══ Records supplied

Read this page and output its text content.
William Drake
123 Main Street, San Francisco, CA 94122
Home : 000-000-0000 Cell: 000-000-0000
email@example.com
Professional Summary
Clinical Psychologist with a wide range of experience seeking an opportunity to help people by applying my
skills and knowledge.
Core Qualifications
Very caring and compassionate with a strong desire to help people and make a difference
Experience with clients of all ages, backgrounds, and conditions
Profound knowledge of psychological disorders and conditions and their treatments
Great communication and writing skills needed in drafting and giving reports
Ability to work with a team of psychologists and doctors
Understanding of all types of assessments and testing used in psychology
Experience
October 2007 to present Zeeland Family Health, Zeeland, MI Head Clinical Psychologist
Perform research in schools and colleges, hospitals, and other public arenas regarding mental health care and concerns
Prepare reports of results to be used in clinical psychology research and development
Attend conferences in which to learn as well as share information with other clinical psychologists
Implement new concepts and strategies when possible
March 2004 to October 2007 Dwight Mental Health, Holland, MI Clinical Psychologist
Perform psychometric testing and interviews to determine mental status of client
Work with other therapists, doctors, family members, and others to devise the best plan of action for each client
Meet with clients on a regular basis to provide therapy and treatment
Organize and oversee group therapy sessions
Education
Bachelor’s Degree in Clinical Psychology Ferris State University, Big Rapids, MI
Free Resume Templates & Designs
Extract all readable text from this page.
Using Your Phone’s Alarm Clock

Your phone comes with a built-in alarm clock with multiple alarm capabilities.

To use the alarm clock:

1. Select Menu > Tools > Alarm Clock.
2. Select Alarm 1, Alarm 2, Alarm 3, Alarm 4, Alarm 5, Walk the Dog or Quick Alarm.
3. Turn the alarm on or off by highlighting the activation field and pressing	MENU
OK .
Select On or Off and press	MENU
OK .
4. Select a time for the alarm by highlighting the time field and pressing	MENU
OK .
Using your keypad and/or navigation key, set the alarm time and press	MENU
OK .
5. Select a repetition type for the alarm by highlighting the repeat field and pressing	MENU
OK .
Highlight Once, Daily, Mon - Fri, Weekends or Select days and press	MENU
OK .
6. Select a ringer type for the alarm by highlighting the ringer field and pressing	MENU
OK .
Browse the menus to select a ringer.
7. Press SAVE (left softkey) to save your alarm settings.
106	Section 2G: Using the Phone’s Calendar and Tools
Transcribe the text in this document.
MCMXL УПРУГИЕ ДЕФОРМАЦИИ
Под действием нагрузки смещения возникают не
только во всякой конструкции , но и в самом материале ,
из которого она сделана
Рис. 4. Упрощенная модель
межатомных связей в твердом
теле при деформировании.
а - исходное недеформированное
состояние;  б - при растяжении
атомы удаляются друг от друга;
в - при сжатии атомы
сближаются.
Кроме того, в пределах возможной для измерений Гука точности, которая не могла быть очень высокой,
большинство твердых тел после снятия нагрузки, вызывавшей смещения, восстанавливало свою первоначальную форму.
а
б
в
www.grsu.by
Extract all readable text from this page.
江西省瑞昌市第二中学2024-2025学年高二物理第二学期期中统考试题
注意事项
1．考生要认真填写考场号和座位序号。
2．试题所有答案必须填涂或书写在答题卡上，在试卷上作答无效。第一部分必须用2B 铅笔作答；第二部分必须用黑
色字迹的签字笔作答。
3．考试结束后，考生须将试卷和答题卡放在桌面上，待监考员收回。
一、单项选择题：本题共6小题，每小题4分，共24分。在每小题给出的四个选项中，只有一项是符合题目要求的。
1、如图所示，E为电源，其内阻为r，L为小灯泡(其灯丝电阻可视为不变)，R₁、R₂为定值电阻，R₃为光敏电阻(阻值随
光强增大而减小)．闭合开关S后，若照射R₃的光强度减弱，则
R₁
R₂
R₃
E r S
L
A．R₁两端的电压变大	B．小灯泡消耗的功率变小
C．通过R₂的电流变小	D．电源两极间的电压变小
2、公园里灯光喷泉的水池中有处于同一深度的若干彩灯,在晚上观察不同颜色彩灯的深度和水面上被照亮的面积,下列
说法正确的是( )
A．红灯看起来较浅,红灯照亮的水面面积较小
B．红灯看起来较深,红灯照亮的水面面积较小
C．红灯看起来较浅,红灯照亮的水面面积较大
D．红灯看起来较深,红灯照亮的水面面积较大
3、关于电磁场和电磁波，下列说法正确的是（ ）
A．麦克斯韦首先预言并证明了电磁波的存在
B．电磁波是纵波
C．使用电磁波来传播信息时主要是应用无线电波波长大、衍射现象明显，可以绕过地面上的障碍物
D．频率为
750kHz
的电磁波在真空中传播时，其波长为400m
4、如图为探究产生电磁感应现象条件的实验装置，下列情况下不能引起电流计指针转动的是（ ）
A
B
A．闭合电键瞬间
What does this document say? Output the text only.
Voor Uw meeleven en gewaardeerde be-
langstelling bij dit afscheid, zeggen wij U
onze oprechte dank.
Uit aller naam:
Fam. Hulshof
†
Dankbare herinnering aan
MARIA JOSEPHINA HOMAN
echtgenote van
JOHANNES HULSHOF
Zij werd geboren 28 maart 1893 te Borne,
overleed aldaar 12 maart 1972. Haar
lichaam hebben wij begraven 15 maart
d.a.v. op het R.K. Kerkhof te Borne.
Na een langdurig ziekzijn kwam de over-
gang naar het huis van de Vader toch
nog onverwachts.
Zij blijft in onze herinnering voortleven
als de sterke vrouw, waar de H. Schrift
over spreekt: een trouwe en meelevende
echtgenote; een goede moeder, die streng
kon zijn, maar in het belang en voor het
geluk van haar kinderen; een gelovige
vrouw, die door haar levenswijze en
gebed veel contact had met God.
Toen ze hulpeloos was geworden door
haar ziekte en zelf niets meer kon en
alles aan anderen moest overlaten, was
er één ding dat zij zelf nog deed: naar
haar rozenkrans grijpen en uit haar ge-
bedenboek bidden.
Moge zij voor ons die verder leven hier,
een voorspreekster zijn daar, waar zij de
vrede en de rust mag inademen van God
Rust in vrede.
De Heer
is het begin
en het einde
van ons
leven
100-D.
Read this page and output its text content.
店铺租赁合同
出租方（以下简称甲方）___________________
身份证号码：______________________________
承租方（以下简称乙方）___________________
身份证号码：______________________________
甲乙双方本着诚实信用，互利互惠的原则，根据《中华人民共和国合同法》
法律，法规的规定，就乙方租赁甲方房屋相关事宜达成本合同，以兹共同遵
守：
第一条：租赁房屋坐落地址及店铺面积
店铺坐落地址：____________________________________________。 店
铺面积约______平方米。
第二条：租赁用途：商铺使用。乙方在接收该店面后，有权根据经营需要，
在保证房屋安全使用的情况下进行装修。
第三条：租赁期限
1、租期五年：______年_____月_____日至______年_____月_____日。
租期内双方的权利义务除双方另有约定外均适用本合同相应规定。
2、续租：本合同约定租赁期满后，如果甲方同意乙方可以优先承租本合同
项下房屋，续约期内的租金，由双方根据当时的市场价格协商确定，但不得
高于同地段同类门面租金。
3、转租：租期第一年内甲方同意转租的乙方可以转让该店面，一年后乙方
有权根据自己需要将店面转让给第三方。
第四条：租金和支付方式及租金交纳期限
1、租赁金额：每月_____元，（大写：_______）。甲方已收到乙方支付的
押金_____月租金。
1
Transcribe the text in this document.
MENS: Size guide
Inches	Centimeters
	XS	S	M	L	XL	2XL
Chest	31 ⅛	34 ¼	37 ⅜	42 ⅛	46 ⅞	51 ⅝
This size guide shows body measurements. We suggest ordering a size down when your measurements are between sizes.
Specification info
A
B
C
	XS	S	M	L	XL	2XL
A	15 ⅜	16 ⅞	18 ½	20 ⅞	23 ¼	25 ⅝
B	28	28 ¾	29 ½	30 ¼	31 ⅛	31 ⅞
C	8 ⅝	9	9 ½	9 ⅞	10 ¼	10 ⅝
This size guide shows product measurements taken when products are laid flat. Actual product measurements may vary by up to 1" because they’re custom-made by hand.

════

Search the entries for the word "when" and pick out every line that holds it.

• Result of this task:
Implement new concepts and strategies when possible
This size guide shows body measurements. We suggest ordering a size down when your measurements are between sizes.
This size guide shows product measurements taken when products are laid flat. Actual product measurements may vary by up to 1" because they’re custom-made by hand.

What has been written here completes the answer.